= Task to complete =
Filter the records below for the word "this". Copy each line that holds it.

= Supplied information =

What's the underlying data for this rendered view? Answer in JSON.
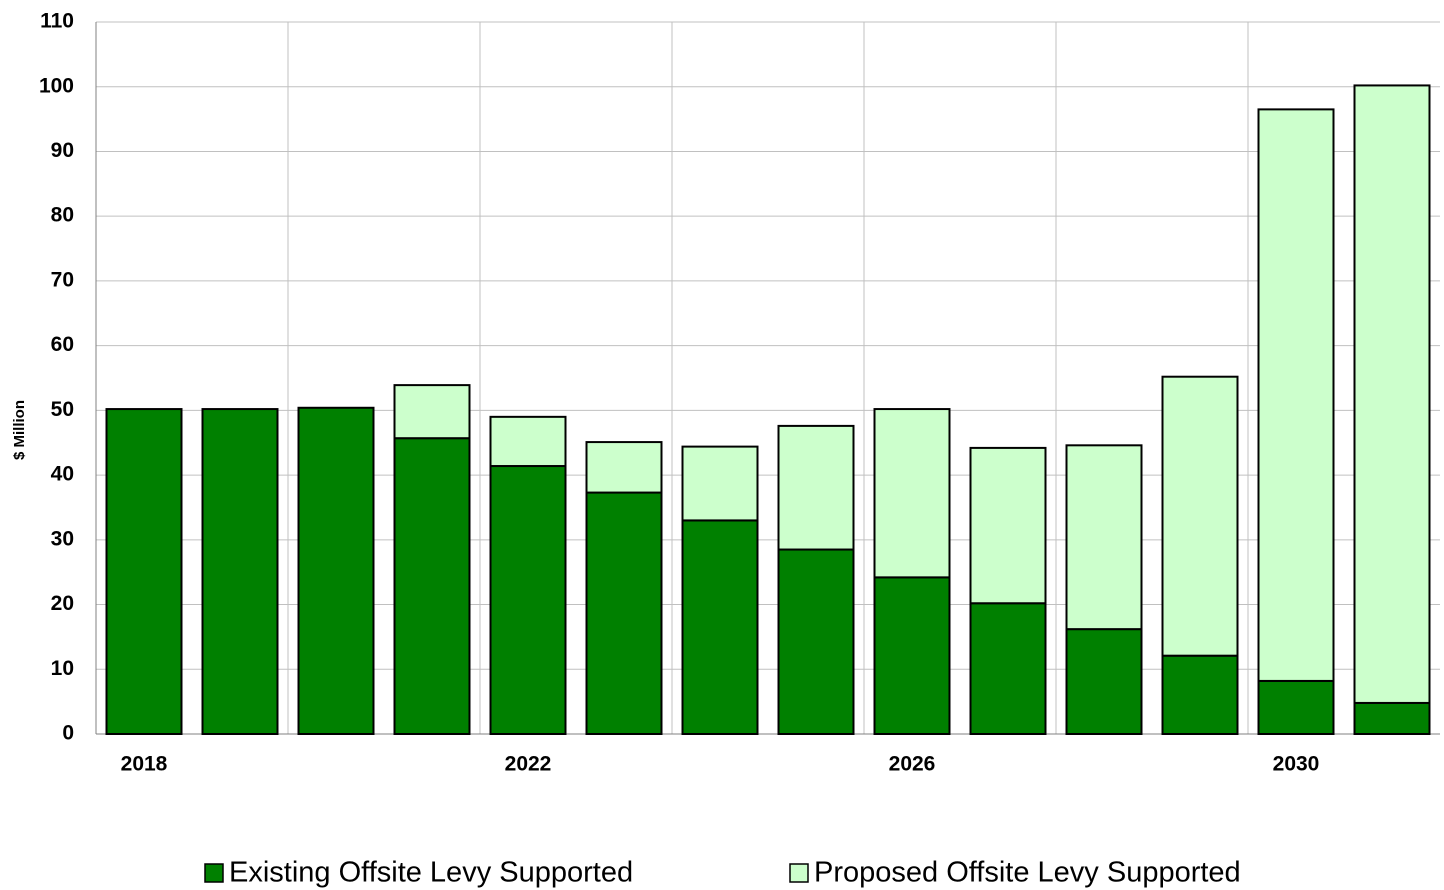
{
  "chart_data": {
    "type": "stacked_bar",
    "y_label": "$ Million",
    "categories": [
      "2018",
      null,
      null,
      null,
      "2022",
      null,
      null,
      null,
      "2026",
      null,
      null,
      null,
      "2030",
      null
    ],
    "series": [
      {
        "name": "Existing Offsite Levy Supported",
        "color": "#008000",
        "values": [
          50.2,
          50.2,
          50.4,
          45.7,
          41.4,
          37.3,
          33.0,
          28.5,
          24.2,
          20.2,
          16.2,
          12.1,
          8.2,
          4.8
        ]
      },
      {
        "name": "Proposed Offsite Levy Supported",
        "color": "#ccffcc",
        "values": [
          0,
          0,
          0,
          8.2,
          7.6,
          7.8,
          11.4,
          19.1,
          26.0,
          24.0,
          28.4,
          43.1,
          88.3,
          95.4
        ]
      }
    ],
    "ylim": [
      0,
      110
    ],
    "yticks": [
      0,
      10,
      20,
      30,
      40,
      50,
      60,
      70,
      80,
      90,
      100,
      110
    ],
    "grid": true
  }
}
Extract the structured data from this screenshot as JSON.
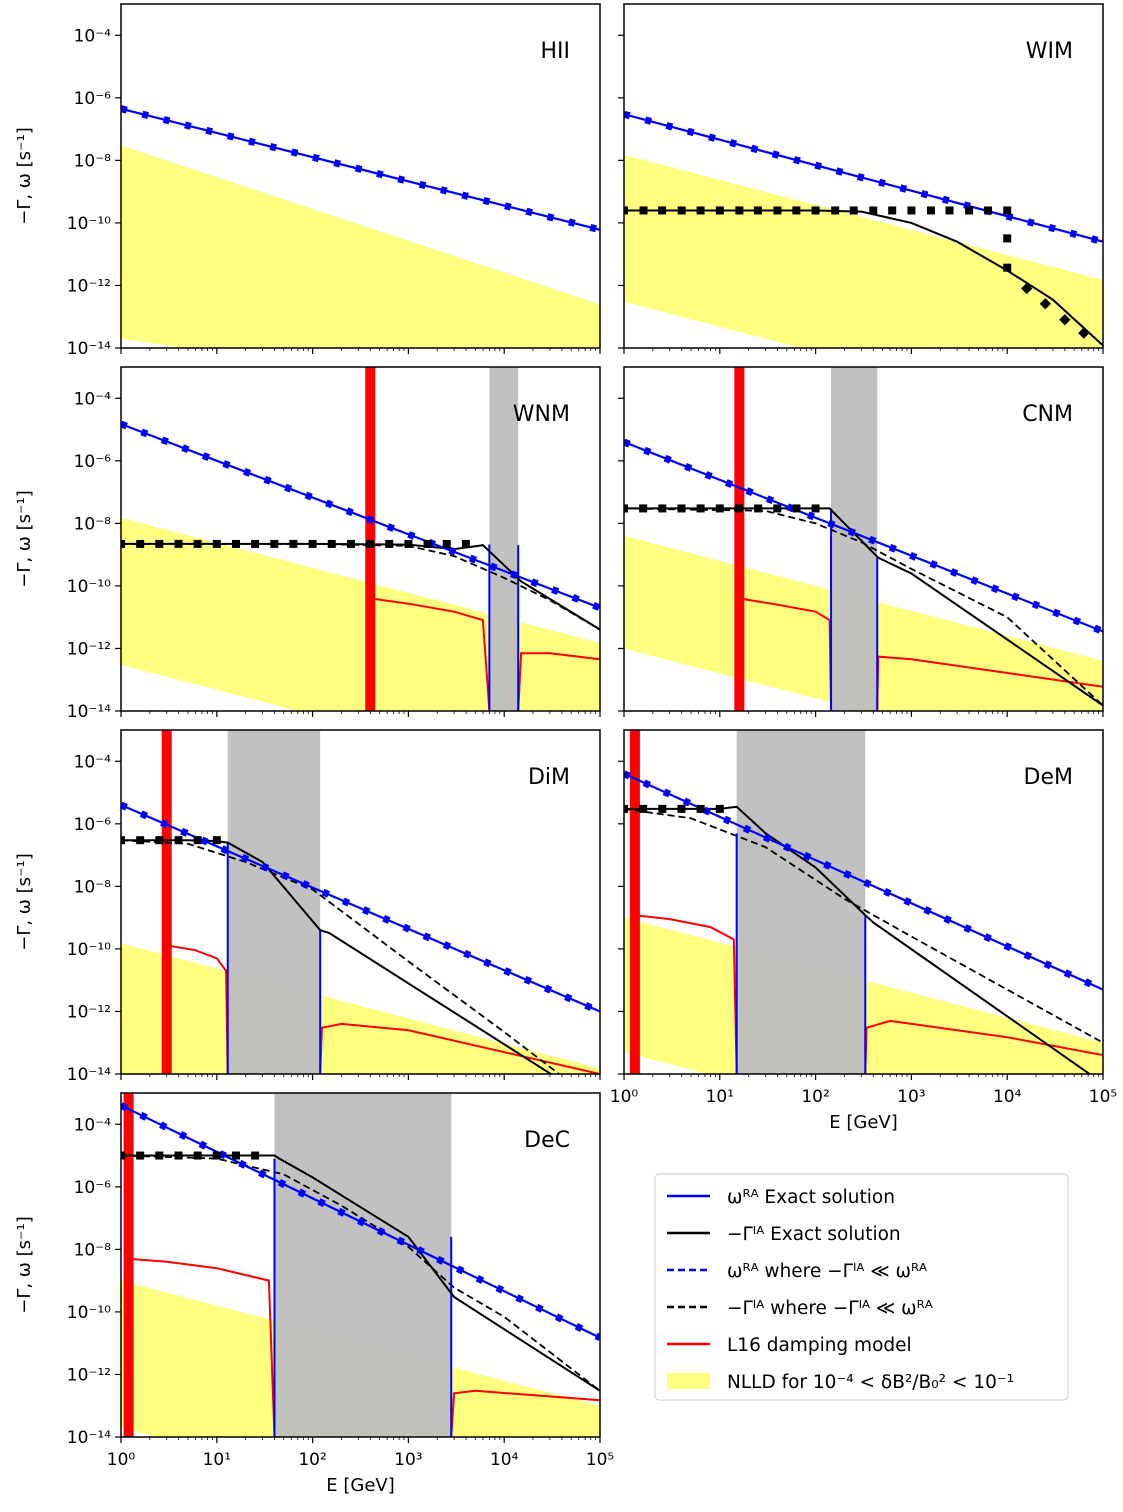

= Response to the exercise =
What's the underlying data for this rendered view? Answer in JSON.
Extract the structured data from this screenshot as JSON.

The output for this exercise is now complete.